▶ [Texto para leer]
+ + + + + + +
Metodología de intervención no es igual al de investigación

Vie, 04/09/2026 - 16:03
Autor:

Mgtr. Carlos F. González/ Psicólogo Criminólogo Docente Universitario

 

En la elaboración de proyectos de intervención observo una confusión frecuente en algunos colegas y en consecuencia en sus estudiantes y es la de trasladar a la sección de metodología, la estructura propia de una investigación tradicional. Cabe mencionar al respecto que ya el proyecto de intervención en sus secciones previas ya ha desarrollado el diagnóstico, la justificación, los objetivos y el marco de referencia. En la lógica de la intervención el énfasis está en la acción planificada, el seguimiento y la evaluación de resultados.

La finalidad de un proyecto de intervención es transformar o mejorar un problema concreto identificado mediante acciones organizadas.

Por ello, la metodología debe mostrar con claridad cómo se ejecutará la intervención, en qué tiempo, con qué responsables, con qué recursos y bajo qué criterios se verificará el avance. En este sentido, los cronogramas no son un complemento menor, sino una herramienta metodológica central que ordena la intervención en el tiempo y permite controlar su implementación.

La sección metodológica la componen los objetivos específicos con la respectiva meta y la elaboración de los correspondientes cronogramas de actividades, de seguimiento y de evaluación. El primero organiza las actividades y tareas, el segundo permite verificar el cumplimiento progresivo de lo planificado y el tercero valora los resultados obtenidos en función de los objetivos propuestos.

Cabe destacar que el seguimiento y la evaluación no deben verse como etapas externas al proyecto de intervención, sino como componentes inherentes a su metodología. La literatura sobre proyectos de intervención señala que una intervención bien diseñada debe incluir implementación, registro de acciones, procesamiento de información y evaluación del impacto o de resultados, ya sea en términos cuantitativos o cualitativos.
+ + + + + + +
▶ [Qué hacer 1] Saca del texto sobre la metodología de intervención el fragmento que va de "Vie, 04/09/2026 - 16:03" a "mediante acciones organizadas.", ambos incluidos.
▶ [Qué hacer 2] Escribe cómo sigue el texto sobre la metodología de intervención a partir de su última oración.

Datos para entender documentos
+ + + + + + +
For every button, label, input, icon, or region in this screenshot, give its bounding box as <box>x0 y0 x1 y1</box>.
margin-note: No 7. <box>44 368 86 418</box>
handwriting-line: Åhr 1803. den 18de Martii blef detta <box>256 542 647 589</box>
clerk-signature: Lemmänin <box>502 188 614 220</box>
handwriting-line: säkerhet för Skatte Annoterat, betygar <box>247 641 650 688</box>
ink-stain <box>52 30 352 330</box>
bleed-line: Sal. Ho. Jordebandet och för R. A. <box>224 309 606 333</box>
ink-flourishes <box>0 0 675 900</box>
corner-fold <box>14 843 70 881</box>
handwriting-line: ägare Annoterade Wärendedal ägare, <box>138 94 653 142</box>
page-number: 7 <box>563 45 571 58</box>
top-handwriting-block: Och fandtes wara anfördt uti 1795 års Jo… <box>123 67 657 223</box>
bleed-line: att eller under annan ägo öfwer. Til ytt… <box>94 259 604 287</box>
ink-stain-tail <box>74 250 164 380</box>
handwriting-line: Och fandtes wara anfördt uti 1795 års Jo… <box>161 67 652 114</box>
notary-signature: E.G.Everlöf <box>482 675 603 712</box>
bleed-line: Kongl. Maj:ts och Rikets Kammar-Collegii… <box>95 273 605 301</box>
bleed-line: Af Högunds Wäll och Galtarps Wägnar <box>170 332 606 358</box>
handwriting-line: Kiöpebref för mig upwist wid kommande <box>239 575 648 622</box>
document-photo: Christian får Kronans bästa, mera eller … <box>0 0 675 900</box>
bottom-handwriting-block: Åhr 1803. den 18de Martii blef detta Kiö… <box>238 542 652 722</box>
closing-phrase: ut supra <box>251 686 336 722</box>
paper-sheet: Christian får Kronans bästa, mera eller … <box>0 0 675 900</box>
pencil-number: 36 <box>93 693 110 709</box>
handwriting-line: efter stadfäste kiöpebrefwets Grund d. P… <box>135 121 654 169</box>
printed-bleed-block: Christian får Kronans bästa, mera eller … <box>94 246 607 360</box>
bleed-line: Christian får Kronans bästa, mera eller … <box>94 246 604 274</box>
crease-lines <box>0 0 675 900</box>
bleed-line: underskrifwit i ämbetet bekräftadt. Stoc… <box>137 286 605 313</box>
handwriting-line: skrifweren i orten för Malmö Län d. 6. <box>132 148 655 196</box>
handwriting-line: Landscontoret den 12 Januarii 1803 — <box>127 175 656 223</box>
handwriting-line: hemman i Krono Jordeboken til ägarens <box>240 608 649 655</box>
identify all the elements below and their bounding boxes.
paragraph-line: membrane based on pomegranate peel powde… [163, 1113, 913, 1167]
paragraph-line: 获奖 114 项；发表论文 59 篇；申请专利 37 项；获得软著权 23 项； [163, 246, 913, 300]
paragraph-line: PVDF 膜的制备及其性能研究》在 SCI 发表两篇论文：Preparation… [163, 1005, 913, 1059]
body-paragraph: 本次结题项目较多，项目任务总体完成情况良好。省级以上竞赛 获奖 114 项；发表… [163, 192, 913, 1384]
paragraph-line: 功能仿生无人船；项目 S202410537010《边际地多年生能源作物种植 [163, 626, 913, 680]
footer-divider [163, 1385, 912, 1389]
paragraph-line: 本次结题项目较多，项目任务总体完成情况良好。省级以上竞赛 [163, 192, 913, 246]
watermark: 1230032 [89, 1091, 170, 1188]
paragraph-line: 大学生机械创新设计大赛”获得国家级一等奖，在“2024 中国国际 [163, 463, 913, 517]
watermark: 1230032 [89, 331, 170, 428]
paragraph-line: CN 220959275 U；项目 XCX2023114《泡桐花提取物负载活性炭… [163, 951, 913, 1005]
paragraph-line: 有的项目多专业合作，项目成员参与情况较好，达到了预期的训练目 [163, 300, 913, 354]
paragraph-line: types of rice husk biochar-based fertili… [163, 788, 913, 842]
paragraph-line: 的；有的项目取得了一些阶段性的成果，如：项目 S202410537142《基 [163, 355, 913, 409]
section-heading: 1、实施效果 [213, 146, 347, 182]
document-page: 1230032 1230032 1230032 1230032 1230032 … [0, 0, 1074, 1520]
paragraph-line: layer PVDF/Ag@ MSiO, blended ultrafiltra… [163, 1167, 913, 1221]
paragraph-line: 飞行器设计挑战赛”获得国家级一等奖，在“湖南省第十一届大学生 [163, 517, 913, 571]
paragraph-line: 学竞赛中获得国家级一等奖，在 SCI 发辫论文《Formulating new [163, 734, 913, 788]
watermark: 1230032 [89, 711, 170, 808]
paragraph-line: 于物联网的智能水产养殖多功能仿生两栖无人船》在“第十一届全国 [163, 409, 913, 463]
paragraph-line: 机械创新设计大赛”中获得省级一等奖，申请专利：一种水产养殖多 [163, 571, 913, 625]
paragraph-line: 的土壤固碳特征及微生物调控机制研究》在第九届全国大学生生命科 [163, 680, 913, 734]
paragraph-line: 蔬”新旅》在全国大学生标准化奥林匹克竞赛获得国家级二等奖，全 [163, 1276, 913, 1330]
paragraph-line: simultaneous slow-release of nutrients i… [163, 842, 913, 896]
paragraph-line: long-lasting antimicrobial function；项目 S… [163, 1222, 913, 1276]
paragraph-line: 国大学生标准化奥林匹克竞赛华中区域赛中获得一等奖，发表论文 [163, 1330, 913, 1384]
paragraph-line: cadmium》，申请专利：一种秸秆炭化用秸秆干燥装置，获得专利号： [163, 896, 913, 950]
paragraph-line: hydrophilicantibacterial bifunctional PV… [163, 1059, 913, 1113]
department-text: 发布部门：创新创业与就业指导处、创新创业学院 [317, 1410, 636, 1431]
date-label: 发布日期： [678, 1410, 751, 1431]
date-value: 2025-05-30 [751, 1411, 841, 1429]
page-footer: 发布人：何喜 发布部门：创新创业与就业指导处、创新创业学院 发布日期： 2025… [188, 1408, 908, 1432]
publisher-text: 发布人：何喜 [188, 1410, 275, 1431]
+ + + + + + +
▶ [Respuesta escrita 1]
Vie, 04/09/2026 - 16:03
Autor:

Mgtr. Carlos F. González/ Psicólogo Criminólogo Docente Universitario

 

En la elaboración de proyectos de intervención observo una confusión frecuente en algunos colegas y en consecuencia en sus estudiantes y es la de trasladar a la sección de metodología, la estructura propia de una investigación tradicional. Cabe mencionar al respecto que ya el proyecto de intervención en sus secciones previas ya ha desarrollado el diagnóstico, la justificación, los objetivos y el marco de referencia. En la lógica de la intervención el énfasis está en la acción planificada, el seguimiento y la evaluación de resultados.

La finalidad de un proyecto de intervención es transformar o mejorar un problema concreto identificado mediante acciones organizadas.

▶ [Respuesta escrita 2]
Enfatizar que los cronogramas de actividades, seguimiento y evaluación constituyen la expresión metodológica propia de la intervención y es la diferenciación de la investigación.

Desde una perspectiva académica y práctica, lo importante no es sobrecargar la metodología con categorías propias de una tesis de investigación, sino asegurar que la propuesta de intervención sea operativa, verificable y evaluable.

Al contemplar los respectivos cronogramas anotados, responden mejor a la naturaleza propia de los proyectos de intervención y evita la confusión entre investigar sobre un problema e intervenir para mejorar, solucionar o cambiar un problema identificado.

En síntesis, la metodología de un proyecto de intervención no tiene por qué replicar la estructura clásica de una investigación. Cuando los apartados previos ya están desarrollados, tres cronogramas bien construidos pueden ser suficientes para sostener técnicamente la fase metodológica, siempre que incluyan actividades, seguimiento y evaluación de forma clara y coherente.